* [What you have to do]:
Quote, without change, all of the lines that follow.

____

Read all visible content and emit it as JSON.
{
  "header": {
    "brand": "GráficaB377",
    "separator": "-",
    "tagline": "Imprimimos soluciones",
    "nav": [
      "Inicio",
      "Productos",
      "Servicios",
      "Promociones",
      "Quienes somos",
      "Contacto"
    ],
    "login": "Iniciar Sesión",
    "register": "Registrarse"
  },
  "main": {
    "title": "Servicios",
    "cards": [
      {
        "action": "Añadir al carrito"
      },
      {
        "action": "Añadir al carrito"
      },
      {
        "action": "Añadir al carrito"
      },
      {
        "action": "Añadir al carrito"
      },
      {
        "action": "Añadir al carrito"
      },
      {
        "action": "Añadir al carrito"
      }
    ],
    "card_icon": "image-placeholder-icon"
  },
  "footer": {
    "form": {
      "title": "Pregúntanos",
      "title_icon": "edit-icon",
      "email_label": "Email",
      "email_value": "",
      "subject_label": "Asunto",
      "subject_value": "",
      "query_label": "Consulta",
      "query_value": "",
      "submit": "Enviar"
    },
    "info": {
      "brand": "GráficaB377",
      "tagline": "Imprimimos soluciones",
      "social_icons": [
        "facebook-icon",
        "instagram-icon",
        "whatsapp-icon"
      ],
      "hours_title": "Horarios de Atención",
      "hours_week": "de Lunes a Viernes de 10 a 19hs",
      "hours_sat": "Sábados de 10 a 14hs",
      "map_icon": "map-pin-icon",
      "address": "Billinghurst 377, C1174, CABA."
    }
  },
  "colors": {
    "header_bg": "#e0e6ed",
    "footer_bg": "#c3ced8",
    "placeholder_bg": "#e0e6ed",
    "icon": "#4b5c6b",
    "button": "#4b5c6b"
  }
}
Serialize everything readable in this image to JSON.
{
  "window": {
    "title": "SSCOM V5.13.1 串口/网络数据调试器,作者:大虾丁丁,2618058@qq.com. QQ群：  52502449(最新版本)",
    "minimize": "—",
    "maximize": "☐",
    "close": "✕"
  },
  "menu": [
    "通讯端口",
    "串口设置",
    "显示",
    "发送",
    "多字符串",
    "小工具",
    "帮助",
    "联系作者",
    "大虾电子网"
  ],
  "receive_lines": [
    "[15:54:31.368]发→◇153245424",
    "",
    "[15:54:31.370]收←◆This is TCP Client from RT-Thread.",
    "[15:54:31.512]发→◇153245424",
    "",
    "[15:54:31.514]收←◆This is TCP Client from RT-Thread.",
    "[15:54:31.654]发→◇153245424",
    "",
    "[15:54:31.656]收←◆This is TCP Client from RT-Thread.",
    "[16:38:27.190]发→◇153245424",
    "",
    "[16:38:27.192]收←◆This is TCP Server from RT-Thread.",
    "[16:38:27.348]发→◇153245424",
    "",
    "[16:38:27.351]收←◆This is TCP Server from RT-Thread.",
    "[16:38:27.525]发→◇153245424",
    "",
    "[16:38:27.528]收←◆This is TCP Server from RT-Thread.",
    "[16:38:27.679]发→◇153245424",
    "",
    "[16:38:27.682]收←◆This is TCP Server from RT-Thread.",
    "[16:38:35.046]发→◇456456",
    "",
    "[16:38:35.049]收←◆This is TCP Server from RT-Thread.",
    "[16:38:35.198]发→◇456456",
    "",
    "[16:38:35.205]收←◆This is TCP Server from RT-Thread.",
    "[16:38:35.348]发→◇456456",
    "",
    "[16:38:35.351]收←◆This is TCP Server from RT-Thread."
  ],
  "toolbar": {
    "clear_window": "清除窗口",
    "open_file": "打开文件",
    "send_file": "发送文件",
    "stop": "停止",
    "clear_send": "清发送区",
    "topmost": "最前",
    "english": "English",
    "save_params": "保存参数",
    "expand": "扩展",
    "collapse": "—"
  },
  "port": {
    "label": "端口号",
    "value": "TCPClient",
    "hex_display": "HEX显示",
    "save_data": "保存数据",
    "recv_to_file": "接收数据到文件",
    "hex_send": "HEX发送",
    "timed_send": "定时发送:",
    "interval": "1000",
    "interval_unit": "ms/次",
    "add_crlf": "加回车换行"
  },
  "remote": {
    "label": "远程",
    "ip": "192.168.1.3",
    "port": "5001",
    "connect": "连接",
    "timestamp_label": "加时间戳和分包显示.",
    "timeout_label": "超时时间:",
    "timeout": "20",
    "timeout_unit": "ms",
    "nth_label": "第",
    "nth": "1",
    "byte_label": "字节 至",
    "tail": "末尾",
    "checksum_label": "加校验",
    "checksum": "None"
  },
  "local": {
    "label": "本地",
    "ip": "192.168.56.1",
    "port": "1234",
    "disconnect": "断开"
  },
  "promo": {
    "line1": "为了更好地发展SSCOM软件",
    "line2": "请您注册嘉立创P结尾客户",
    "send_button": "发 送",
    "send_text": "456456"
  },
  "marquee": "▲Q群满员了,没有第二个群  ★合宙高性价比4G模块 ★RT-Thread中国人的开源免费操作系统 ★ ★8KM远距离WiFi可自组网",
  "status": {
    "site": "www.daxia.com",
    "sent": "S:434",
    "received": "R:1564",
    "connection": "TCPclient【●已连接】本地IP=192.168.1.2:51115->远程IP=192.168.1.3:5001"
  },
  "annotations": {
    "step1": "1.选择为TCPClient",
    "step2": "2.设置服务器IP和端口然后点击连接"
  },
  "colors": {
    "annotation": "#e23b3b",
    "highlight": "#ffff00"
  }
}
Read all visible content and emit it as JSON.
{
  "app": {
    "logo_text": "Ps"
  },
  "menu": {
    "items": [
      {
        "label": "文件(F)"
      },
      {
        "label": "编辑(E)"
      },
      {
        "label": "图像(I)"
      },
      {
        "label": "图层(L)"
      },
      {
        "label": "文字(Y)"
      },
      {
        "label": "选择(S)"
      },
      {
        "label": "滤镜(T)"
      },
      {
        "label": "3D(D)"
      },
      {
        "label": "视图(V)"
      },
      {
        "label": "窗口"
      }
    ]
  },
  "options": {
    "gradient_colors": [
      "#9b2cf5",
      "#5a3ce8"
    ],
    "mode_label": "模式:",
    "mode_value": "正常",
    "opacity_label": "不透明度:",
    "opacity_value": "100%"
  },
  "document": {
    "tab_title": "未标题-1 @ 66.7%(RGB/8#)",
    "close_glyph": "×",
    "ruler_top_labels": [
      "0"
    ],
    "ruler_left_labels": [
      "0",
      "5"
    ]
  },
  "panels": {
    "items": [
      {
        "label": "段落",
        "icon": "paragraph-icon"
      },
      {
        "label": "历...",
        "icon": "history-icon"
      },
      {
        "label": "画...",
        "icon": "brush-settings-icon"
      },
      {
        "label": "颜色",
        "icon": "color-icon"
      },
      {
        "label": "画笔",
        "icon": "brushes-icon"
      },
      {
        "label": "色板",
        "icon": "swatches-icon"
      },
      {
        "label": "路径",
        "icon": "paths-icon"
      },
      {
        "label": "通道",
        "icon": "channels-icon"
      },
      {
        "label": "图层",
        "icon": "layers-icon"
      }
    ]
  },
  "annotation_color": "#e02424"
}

____

* [Correct result]:
Read all visible content and emit it as JSON.
{
  "header": {
    "brand": "GráficaB377",
    "separator": "-",
    "tagline": "Imprimimos soluciones",
    "nav": [
      "Inicio",
      "Productos",
      "Servicios",
      "Promociones",
      "Quienes somos",
      "Contacto"
    ],
    "login": "Iniciar Sesión",
    "register": "Registrarse"
  },
  "main": {
    "title": "Servicios",
    "cards": [
      {
        "action": "Añadir al carrito"
      },
      {
        "action": "Añadir al carrito"
      },
      {
        "action": "Añadir al carrito"
      },
      {
        "action": "Añadir al carrito"
      },
      {
        "action": "Añadir al carrito"
      },
      {
        "action": "Añadir al carrito"
      }
    ],
    "card_icon": "image-placeholder-icon"
  },
  "footer": {
    "form": {
      "title": "Pregúntanos",
      "title_icon": "edit-icon",
      "email_label": "Email",
      "email_value": "",
      "subject_label": "Asunto",
      "subject_value": "",
      "query_label": "Consulta",
      "query_value": "",
      "submit": "Enviar"
    },
    "info": {
      "brand": "GráficaB377",
      "tagline": "Imprimimos soluciones",
      "social_icons": [
        "facebook-icon",
        "instagram-icon",
        "whatsapp-icon"
      ],
      "hours_title": "Horarios de Atención",
      "hours_week": "de Lunes a Viernes de 10 a 19hs",
      "hours_sat": "Sábados de 10 a 14hs",
      "map_icon": "map-pin-icon",
      "address": "Billinghurst 377, C1174, CABA."
    }
  },
  "colors": {
    "header_bg": "#e0e6ed",
    "footer_bg": "#c3ced8",
    "placeholder_bg": "#e0e6ed",
    "icon": "#4b5c6b",
    "button": "#4b5c6b"
  }
}
Serialize everything readable in this image to JSON.
{
  "window": {
    "title": "SSCOM V5.13.1 串口/网络数据调试器,作者:大虾丁丁,2618058@qq.com. QQ群：  52502449(最新版本)",
    "minimize": "—",
    "maximize": "☐",
    "close": "✕"
  },
  "menu": [
    "通讯端口",
    "串口设置",
    "显示",
    "发送",
    "多字符串",
    "小工具",
    "帮助",
    "联系作者",
    "大虾电子网"
  ],
  "receive_lines": [
    "[15:54:31.368]发→◇153245424",
    "",
    "[15:54:31.370]收←◆This is TCP Client from RT-Thread.",
    "[15:54:31.512]发→◇153245424",
    "",
    "[15:54:31.514]收←◆This is TCP Client from RT-Thread.",
    "[15:54:31.654]发→◇153245424",
    "",
    "[15:54:31.656]收←◆This is TCP Client from RT-Thread.",
    "[16:38:27.190]发→◇153245424",
    "",
    "[16:38:27.192]收←◆This is TCP Server from RT-Thread.",
    "[16:38:27.348]发→◇153245424",
    "",
    "[16:38:27.351]收←◆This is TCP Server from RT-Thread.",
    "[16:38:27.525]发→◇153245424",
    "",
    "[16:38:27.528]收←◆This is TCP Server from RT-Thread.",
    "[16:38:27.679]发→◇153245424",
    "",
    "[16:38:27.682]收←◆This is TCP Server from RT-Thread.",
    "[16:38:35.046]发→◇456456",
    "",
    "[16:38:35.049]收←◆This is TCP Server from RT-Thread.",
    "[16:38:35.198]发→◇456456",
    "",
    "[16:38:35.205]收←◆This is TCP Server from RT-Thread.",
    "[16:38:35.348]发→◇456456",
    "",
    "[16:38:35.351]收←◆This is TCP Server from RT-Thread."
  ],
  "toolbar": {
    "clear_window": "清除窗口",
    "open_file": "打开文件",
    "send_file": "发送文件",
    "stop": "停止",
    "clear_send": "清发送区",
    "topmost": "最前",
    "english": "English",
    "save_params": "保存参数",
    "expand": "扩展",
    "collapse": "—"
  },
  "port": {
    "label": "端口号",
    "value": "TCPClient",
    "hex_display": "HEX显示",
    "save_data": "保存数据",
    "recv_to_file": "接收数据到文件",
    "hex_send": "HEX发送",
    "timed_send": "定时发送:",
    "interval": "1000",
    "interval_unit": "ms/次",
    "add_crlf": "加回车换行"
  },
  "remote": {
    "label": "远程",
    "ip": "192.168.1.3",
    "port": "5001",
    "connect": "连接",
    "timestamp_label": "加时间戳和分包显示.",
    "timeout_label": "超时时间:",
    "timeout": "20",
    "timeout_unit": "ms",
    "nth_label": "第",
    "nth": "1",
    "byte_label": "字节 至",
    "tail": "末尾",
    "checksum_label": "加校验",
    "checksum": "None"
  },
  "local": {
    "label": "本地",
    "ip": "192.168.56.1",
    "port": "1234",
    "disconnect": "断开"
  },
  "promo": {
    "line1": "为了更好地发展SSCOM软件",
    "line2": "请您注册嘉立创P结尾客户",
    "send_button": "发 送",
    "send_text": "456456"
  },
  "marquee": "▲Q群满员了,没有第二个群  ★合宙高性价比4G模块 ★RT-Thread中国人的开源免费操作系统 ★ ★8KM远距离WiFi可自组网",
  "status": {
    "site": "www.daxia.com",
    "sent": "S:434",
    "received": "R:1564",
    "connection": "TCPclient【●已连接】本地IP=192.168.1.2:51115->远程IP=192.168.1.3:5001"
  },
  "annotations": {
    "step1": "1.选择为TCPClient",
    "step2": "2.设置服务器IP和端口然后点击连接"
  },
  "colors": {
    "annotation": "#e23b3b",
    "highlight": "#ffff00"
  }
}
Read all visible content and emit it as JSON.
{
  "app": {
    "logo_text": "Ps"
  },
  "menu": {
    "items": [
      {
        "label": "文件(F)"
      },
      {
        "label": "编辑(E)"
      },
      {
        "label": "图像(I)"
      },
      {
        "label": "图层(L)"
      },
      {
        "label": "文字(Y)"
      },
      {
        "label": "选择(S)"
      },
      {
        "label": "滤镜(T)"
      },
      {
        "label": "3D(D)"
      },
      {
        "label": "视图(V)"
      },
      {
        "label": "窗口"
      }
    ]
  },
  "options": {
    "gradient_colors": [
      "#9b2cf5",
      "#5a3ce8"
    ],
    "mode_label": "模式:",
    "mode_value": "正常",
    "opacity_label": "不透明度:",
    "opacity_value": "100%"
  },
  "document": {
    "tab_title": "未标题-1 @ 66.7%(RGB/8#)",
    "close_glyph": "×",
    "ruler_top_labels": [
      "0"
    ],
    "ruler_left_labels": [
      "0",
      "5"
    ]
  },
  "panels": {
    "items": [
      {
        "label": "段落",
        "icon": "paragraph-icon"
      },
      {
        "label": "历...",
        "icon": "history-icon"
      },
      {
        "label": "画...",
        "icon": "brush-settings-icon"
      },
      {
        "label": "颜色",
        "icon": "color-icon"
      },
      {
        "label": "画笔",
        "icon": "brushes-icon"
      },
      {
        "label": "色板",
        "icon": "swatches-icon"
      },
      {
        "label": "路径",
        "icon": "paths-icon"
      },
      {
        "label": "通道",
        "icon": "channels-icon"
      },
      {
        "label": "图层",
        "icon": "layers-icon"
      }
    ]
  },
  "annotation_color": "#e02424"
}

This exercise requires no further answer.